-------- DATA SUPPLIED

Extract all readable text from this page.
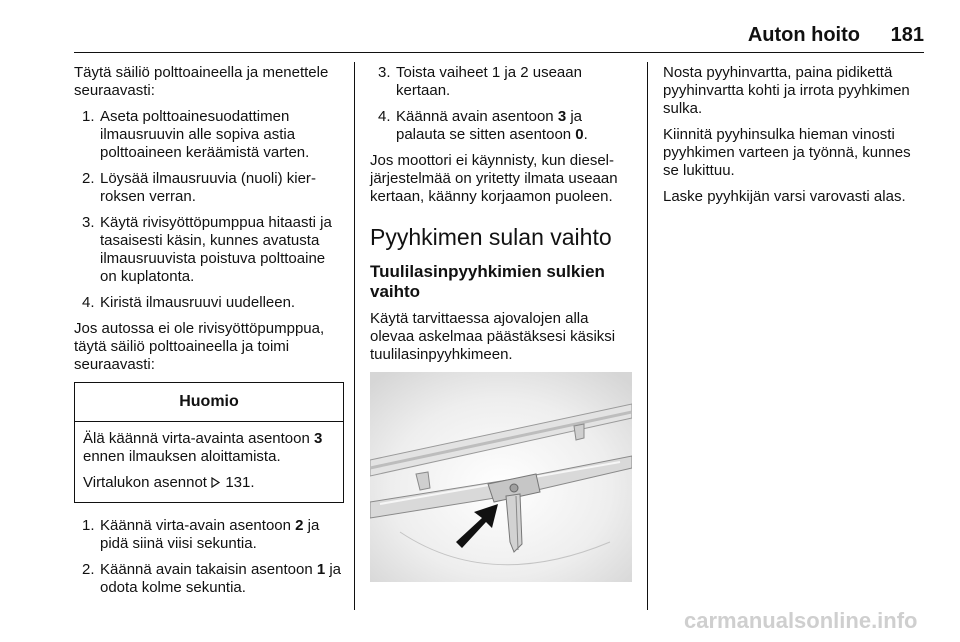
Auton hoito 181

Täytä säiliö polttoaineella ja menettele seuraavasti:

1. Aseta polttoainesuodattimen ilmausruuvin alle sopiva astia polttoaineen keräämistä varten.
2. Löysää ilmausruuvia (nuoli) kierroksen verran.
3. Käytä rivisyöttöpumppua hitaasti ja tasaisesti käsin, kunnes avatusta ilmausruuvista poistuva polttoaine on kuplatonta.
4. Kiristä ilmausruuvi uudelleen.

Jos autossa ei ole rivisyöttöpumppua, täytä säiliö polttoaineella ja toimi seuraavasti:

Huomio

Älä käännä virta-avainta asentoon 3 ennen ilmauksen aloittamista.

Virtalukon asennot  131.

1. Käännä virta-avain asentoon 2 ja pidä siinä viisi sekuntia.
2. Käännä avain takaisin asentoon 1 ja odota kolme sekuntia.
3. Toista vaiheet 1 ja 2 useaan kertaan.
4. Käännä avain asentoon 3 ja palauta se sitten asentoon 0.

Jos moottori ei käynnisty, kun dieseljärjestelmää on yritetty ilmata useaan kertaan, käänny korjaamon puoleen.

Pyyhkimen sulan vaihto
Tuulilasinpyyhkimien sulkien vaihto

Käytä tarvittaessa ajovalojen alla olevaa askelmaa päästäksesi käsiksi tuulilasinpyyhkimeen.

Nosta pyyhinvartta, paina pidikettä pyyhinvartta kohti ja irrota pyyhkimen sulka.

Kiinnitä pyyhinsulka hieman vinosti pyyhkimen varteen ja työnnä, kunnes se lukittuu.

Laske pyyhkijän varsi varovasti alas.

carmanualsonline.info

----------------

Verbatim reproduction of every record is required; images are left out.

• [COMPLETED EXERCISE]:
Extract all readable text from this page.
Auton hoito 181

Täytä säiliö polttoaineella ja menettele seuraavasti:

1. Aseta polttoainesuodattimen ilmausruuvin alle sopiva astia polttoaineen keräämistä varten.
2. Löysää ilmausruuvia (nuoli) kierroksen verran.
3. Käytä rivisyöttöpumppua hitaasti ja tasaisesti käsin, kunnes avatusta ilmausruuvista poistuva polttoaine on kuplatonta.
4. Kiristä ilmausruuvi uudelleen.

Jos autossa ei ole rivisyöttöpumppua, täytä säiliö polttoaineella ja toimi seuraavasti:

Huomio

Älä käännä virta-avainta asentoon 3 ennen ilmauksen aloittamista.

Virtalukon asennot  131.

1. Käännä virta-avain asentoon 2 ja pidä siinä viisi sekuntia.
2. Käännä avain takaisin asentoon 1 ja odota kolme sekuntia.
3. Toista vaiheet 1 ja 2 useaan kertaan.
4. Käännä avain asentoon 3 ja palauta se sitten asentoon 0.

Jos moottori ei käynnisty, kun dieseljärjestelmää on yritetty ilmata useaan kertaan, käänny korjaamon puoleen.

Pyyhkimen sulan vaihto
Tuulilasinpyyhkimien sulkien vaihto

Käytä tarvittaessa ajovalojen alla olevaa askelmaa päästäksesi käsiksi tuulilasinpyyhkimeen.

Nosta pyyhinvartta, paina pidikettä pyyhinvartta kohti ja irrota pyyhkimen sulka.

Kiinnitä pyyhinsulka hieman vinosti pyyhkimen varteen ja työnnä, kunnes se lukittuu.

Laske pyyhkijän varsi varovasti alas.

carmanualsonline.info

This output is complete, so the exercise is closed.